> Tasks and exercises
(A) Revise the ginseng passage by writing out everything from "Ginseng seedlings normally" down to "the ground freezes.", replacing "skinny" with "slender".
(B) Carry on the ginseng growth text past its final sentence.

> Selected excerpt
Ginseng seedlings normally start to sprout between late April and early June with a small stem supporting 3 tiny leaflets. In about 4-5 weeks, the leaves will be fully developed and the seedling will be about 2-5 inches tall. During its first growth season, the ginseng plant will look like a wild strawberry plant. Under the ground, the tiny plant will develop a small skinny root over the summer months. The root will survive the winter, freezing as the ground freezes.

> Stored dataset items
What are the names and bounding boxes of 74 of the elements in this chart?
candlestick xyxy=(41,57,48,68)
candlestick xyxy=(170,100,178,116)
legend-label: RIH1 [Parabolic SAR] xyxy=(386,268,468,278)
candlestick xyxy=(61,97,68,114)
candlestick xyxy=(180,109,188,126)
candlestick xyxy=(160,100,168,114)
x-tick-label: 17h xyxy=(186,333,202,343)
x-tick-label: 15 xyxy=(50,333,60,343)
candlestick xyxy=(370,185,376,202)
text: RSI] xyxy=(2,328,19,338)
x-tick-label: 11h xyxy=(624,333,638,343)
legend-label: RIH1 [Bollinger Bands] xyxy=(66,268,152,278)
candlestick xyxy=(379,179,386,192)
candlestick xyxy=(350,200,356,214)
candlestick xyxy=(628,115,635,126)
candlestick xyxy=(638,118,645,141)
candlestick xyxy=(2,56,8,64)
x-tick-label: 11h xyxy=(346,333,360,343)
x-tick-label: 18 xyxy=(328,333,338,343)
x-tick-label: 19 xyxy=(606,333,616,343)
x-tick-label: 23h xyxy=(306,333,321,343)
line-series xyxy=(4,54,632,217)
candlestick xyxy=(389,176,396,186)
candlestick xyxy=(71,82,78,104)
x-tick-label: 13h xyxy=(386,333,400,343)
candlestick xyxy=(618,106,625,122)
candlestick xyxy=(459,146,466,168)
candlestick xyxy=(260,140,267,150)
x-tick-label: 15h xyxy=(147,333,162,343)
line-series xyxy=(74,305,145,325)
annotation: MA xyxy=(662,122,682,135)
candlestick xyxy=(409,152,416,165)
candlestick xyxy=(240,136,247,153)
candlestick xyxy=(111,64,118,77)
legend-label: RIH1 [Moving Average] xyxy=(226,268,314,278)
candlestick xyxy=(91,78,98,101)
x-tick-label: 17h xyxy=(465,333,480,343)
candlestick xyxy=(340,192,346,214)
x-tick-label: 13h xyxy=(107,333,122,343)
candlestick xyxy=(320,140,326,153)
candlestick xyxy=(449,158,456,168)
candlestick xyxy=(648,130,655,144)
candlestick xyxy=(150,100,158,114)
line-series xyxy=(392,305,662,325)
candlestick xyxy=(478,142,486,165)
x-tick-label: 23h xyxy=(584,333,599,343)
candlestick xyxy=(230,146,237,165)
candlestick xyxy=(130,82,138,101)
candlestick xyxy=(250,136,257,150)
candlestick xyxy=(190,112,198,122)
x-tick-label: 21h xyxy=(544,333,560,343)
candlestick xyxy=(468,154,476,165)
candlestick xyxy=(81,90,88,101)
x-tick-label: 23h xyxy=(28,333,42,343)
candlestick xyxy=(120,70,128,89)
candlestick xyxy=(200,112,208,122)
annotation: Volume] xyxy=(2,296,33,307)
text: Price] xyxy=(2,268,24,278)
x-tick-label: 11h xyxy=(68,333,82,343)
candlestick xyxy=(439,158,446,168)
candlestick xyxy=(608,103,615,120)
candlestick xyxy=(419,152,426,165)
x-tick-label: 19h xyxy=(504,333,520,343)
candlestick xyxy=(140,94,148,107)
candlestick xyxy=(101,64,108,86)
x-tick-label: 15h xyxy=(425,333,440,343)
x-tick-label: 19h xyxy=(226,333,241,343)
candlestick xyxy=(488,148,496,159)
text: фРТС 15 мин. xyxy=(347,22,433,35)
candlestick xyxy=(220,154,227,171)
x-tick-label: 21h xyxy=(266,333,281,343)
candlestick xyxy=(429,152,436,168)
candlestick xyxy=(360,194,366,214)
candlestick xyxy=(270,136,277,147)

> Task responses
(A)
Ginseng seedlings normally start to sprout between late April and early June with a small stem supporting 3 tiny leaflets. In about 4-5 weeks, the leaves will be fully developed and the seedling will be about 2-5 inches tall. During its first growth season, the ginseng plant will look like a wild strawberry plant. Under the ground, the tiny plant will develop a small slender root over the summer months. The root will survive the winter, freezing as the ground freezes.

(B)
The Life Cycle of Ginseng
During the fall, the foliage will turn a rich yellow-orange-reddish yellow color. In its second year, the ginseng plant will be at least 5 inches tall and normally will have 2 prongs branching from the central stem. Each prong will have 3-5 leaflets with saw-toothed edges ending in a sharp point. Every year, the number of prongs, each with about 5 leaflets, will increase with age under good growing conditions. The 2 smaller leaflets will be less than 2 inches long and the other larger leaflets can be 3-4 inches long. Eventually, the ginseng plant will grow to over 2 feet tall. When the foliage falls off in the fall, the stem base breaks off leaving a scar at the top of the root. The remaining bud will grow into the stem, prongs and leaves the following spring and will develop on the opposite side of the scar. This scar will start to produce the ginseng "neck" and the annual scarring will tell the age of the ginseng.